● **Task prompt**
Please reproduce every record, keeping each one exactly as written.

● **Source data**
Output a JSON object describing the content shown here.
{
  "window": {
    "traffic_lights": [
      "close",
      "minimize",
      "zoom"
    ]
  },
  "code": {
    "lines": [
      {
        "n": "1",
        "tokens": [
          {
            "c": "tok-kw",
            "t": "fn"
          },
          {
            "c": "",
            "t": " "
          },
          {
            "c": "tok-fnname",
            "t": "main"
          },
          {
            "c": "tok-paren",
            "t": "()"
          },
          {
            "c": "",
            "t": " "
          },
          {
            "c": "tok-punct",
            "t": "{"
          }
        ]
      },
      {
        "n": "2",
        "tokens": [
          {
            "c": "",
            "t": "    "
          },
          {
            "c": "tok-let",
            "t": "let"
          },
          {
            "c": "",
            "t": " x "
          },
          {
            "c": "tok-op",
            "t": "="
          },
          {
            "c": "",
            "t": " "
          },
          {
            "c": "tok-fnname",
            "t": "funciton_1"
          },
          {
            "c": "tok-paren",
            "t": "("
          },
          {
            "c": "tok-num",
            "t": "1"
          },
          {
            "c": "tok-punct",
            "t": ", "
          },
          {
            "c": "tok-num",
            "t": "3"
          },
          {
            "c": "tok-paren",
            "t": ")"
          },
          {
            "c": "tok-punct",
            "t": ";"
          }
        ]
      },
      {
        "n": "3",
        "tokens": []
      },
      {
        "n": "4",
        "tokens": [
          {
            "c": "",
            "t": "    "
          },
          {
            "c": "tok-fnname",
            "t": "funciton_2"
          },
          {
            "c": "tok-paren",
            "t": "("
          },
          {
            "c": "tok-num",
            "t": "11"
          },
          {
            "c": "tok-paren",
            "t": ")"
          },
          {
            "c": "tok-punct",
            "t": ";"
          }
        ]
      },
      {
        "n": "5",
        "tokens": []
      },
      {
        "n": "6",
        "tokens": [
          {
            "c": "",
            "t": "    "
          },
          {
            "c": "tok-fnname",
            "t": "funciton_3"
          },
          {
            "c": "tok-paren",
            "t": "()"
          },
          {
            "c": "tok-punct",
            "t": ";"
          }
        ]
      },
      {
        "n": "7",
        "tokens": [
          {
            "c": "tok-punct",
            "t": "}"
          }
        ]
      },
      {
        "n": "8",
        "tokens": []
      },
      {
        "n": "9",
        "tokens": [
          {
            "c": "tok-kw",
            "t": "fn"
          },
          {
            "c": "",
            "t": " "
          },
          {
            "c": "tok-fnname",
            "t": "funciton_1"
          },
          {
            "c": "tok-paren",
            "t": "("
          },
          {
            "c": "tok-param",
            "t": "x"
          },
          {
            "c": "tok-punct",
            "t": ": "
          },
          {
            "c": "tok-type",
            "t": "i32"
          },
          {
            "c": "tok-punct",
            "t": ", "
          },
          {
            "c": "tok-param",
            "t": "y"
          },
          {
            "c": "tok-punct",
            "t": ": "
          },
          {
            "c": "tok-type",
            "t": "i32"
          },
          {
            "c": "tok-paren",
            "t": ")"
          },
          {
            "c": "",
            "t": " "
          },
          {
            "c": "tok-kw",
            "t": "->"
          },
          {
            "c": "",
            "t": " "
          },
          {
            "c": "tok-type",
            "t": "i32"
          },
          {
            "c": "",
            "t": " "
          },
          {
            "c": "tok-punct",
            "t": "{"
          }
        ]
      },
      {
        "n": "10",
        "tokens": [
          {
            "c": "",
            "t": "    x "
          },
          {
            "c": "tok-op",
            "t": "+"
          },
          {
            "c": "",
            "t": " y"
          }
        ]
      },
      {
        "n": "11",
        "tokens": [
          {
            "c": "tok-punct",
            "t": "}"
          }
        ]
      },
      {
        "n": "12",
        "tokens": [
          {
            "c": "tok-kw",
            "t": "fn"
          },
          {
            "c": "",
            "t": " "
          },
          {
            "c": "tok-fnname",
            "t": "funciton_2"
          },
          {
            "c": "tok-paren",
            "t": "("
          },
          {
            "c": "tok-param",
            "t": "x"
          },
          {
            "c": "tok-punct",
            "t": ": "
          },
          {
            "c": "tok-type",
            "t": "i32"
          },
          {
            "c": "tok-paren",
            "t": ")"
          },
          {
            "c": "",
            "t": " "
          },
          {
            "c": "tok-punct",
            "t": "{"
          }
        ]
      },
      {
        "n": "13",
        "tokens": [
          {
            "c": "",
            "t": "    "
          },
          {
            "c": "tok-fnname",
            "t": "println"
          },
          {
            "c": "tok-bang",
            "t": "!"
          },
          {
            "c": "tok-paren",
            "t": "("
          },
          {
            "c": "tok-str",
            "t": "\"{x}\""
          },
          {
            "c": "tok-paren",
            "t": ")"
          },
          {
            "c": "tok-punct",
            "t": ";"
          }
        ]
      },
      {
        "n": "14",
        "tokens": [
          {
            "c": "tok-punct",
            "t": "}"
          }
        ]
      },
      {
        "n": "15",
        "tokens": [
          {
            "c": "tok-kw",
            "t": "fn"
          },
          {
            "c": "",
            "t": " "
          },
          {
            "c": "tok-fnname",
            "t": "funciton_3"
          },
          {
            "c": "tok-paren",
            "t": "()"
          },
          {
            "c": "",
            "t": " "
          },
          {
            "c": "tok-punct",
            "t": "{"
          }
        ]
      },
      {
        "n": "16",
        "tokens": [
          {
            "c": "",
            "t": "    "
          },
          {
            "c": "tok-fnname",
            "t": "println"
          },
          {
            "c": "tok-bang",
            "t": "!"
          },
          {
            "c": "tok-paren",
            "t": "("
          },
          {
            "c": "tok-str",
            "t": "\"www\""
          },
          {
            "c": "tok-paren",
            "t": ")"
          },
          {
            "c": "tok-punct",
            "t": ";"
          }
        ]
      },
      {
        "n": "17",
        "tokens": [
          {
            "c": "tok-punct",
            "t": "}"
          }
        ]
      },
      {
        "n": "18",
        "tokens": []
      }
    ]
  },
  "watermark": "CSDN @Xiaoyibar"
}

● **Answer to this exercise**
Output a JSON object describing the content shown here.
{
  "window": {
    "traffic_lights": [
      "close",
      "minimize",
      "zoom"
    ]
  },
  "code": {
    "lines": [
      {
        "n": "1",
        "tokens": [
          {
            "c": "tok-kw",
            "t": "fn"
          },
          {
            "c": "",
            "t": " "
          },
          {
            "c": "tok-fnname",
            "t": "main"
          },
          {
            "c": "tok-paren",
            "t": "()"
          },
          {
            "c": "",
            "t": " "
          },
          {
            "c": "tok-punct",
            "t": "{"
          }
        ]
      },
      {
        "n": "2",
        "tokens": [
          {
            "c": "",
            "t": "    "
          },
          {
            "c": "tok-let",
            "t": "let"
          },
          {
            "c": "",
            "t": " x "
          },
          {
            "c": "tok-op",
            "t": "="
          },
          {
            "c": "",
            "t": " "
          },
          {
            "c": "tok-fnname",
            "t": "funciton_1"
          },
          {
            "c": "tok-paren",
            "t": "("
          },
          {
            "c": "tok-num",
            "t": "1"
          },
          {
            "c": "tok-punct",
            "t": ", "
          },
          {
            "c": "tok-num",
            "t": "3"
          },
          {
            "c": "tok-paren",
            "t": ")"
          },
          {
            "c": "tok-punct",
            "t": ";"
          }
        ]
      },
      {
        "n": "3",
        "tokens": []
      },
      {
        "n": "4",
        "tokens": [
          {
            "c": "",
            "t": "    "
          },
          {
            "c": "tok-fnname",
            "t": "funciton_2"
          },
          {
            "c": "tok-paren",
            "t": "("
          },
          {
            "c": "tok-num",
            "t": "11"
          },
          {
            "c": "tok-paren",
            "t": ")"
          },
          {
            "c": "tok-punct",
            "t": ";"
          }
        ]
      },
      {
        "n": "5",
        "tokens": []
      },
      {
        "n": "6",
        "tokens": [
          {
            "c": "",
            "t": "    "
          },
          {
            "c": "tok-fnname",
            "t": "funciton_3"
          },
          {
            "c": "tok-paren",
            "t": "()"
          },
          {
            "c": "tok-punct",
            "t": ";"
          }
        ]
      },
      {
        "n": "7",
        "tokens": [
          {
            "c": "tok-punct",
            "t": "}"
          }
        ]
      },
      {
        "n": "8",
        "tokens": []
      },
      {
        "n": "9",
        "tokens": [
          {
            "c": "tok-kw",
            "t": "fn"
          },
          {
            "c": "",
            "t": " "
          },
          {
            "c": "tok-fnname",
            "t": "funciton_1"
          },
          {
            "c": "tok-paren",
            "t": "("
          },
          {
            "c": "tok-param",
            "t": "x"
          },
          {
            "c": "tok-punct",
            "t": ": "
          },
          {
            "c": "tok-type",
            "t": "i32"
          },
          {
            "c": "tok-punct",
            "t": ", "
          },
          {
            "c": "tok-param",
            "t": "y"
          },
          {
            "c": "tok-punct",
            "t": ": "
          },
          {
            "c": "tok-type",
            "t": "i32"
          },
          {
            "c": "tok-paren",
            "t": ")"
          },
          {
            "c": "",
            "t": " "
          },
          {
            "c": "tok-kw",
            "t": "->"
          },
          {
            "c": "",
            "t": " "
          },
          {
            "c": "tok-type",
            "t": "i32"
          },
          {
            "c": "",
            "t": " "
          },
          {
            "c": "tok-punct",
            "t": "{"
          }
        ]
      },
      {
        "n": "10",
        "tokens": [
          {
            "c": "",
            "t": "    x "
          },
          {
            "c": "tok-op",
            "t": "+"
          },
          {
            "c": "",
            "t": " y"
          }
        ]
      },
      {
        "n": "11",
        "tokens": [
          {
            "c": "tok-punct",
            "t": "}"
          }
        ]
      },
      {
        "n": "12",
        "tokens": [
          {
            "c": "tok-kw",
            "t": "fn"
          },
          {
            "c": "",
            "t": " "
          },
          {
            "c": "tok-fnname",
            "t": "funciton_2"
          },
          {
            "c": "tok-paren",
            "t": "("
          },
          {
            "c": "tok-param",
            "t": "x"
          },
          {
            "c": "tok-punct",
            "t": ": "
          },
          {
            "c": "tok-type",
            "t": "i32"
          },
          {
            "c": "tok-paren",
            "t": ")"
          },
          {
            "c": "",
            "t": " "
          },
          {
            "c": "tok-punct",
            "t": "{"
          }
        ]
      },
      {
        "n": "13",
        "tokens": [
          {
            "c": "",
            "t": "    "
          },
          {
            "c": "tok-fnname",
            "t": "println"
          },
          {
            "c": "tok-bang",
            "t": "!"
          },
          {
            "c": "tok-paren",
            "t": "("
          },
          {
            "c": "tok-str",
            "t": "\"{x}\""
          },
          {
            "c": "tok-paren",
            "t": ")"
          },
          {
            "c": "tok-punct",
            "t": ";"
          }
        ]
      },
      {
        "n": "14",
        "tokens": [
          {
            "c": "tok-punct",
            "t": "}"
          }
        ]
      },
      {
        "n": "15",
        "tokens": [
          {
            "c": "tok-kw",
            "t": "fn"
          },
          {
            "c": "",
            "t": " "
          },
          {
            "c": "tok-fnname",
            "t": "funciton_3"
          },
          {
            "c": "tok-paren",
            "t": "()"
          },
          {
            "c": "",
            "t": " "
          },
          {
            "c": "tok-punct",
            "t": "{"
          }
        ]
      },
      {
        "n": "16",
        "tokens": [
          {
            "c": "",
            "t": "    "
          },
          {
            "c": "tok-fnname",
            "t": "println"
          },
          {
            "c": "tok-bang",
            "t": "!"
          },
          {
            "c": "tok-paren",
            "t": "("
          },
          {
            "c": "tok-str",
            "t": "\"www\""
          },
          {
            "c": "tok-paren",
            "t": ")"
          },
          {
            "c": "tok-punct",
            "t": ";"
          }
        ]
      },
      {
        "n": "17",
        "tokens": [
          {
            "c": "tok-punct",
            "t": "}"
          }
        ]
      },
      {
        "n": "18",
        "tokens": []
      }
    ]
  },
  "watermark": "CSDN @Xiaoyibar"
}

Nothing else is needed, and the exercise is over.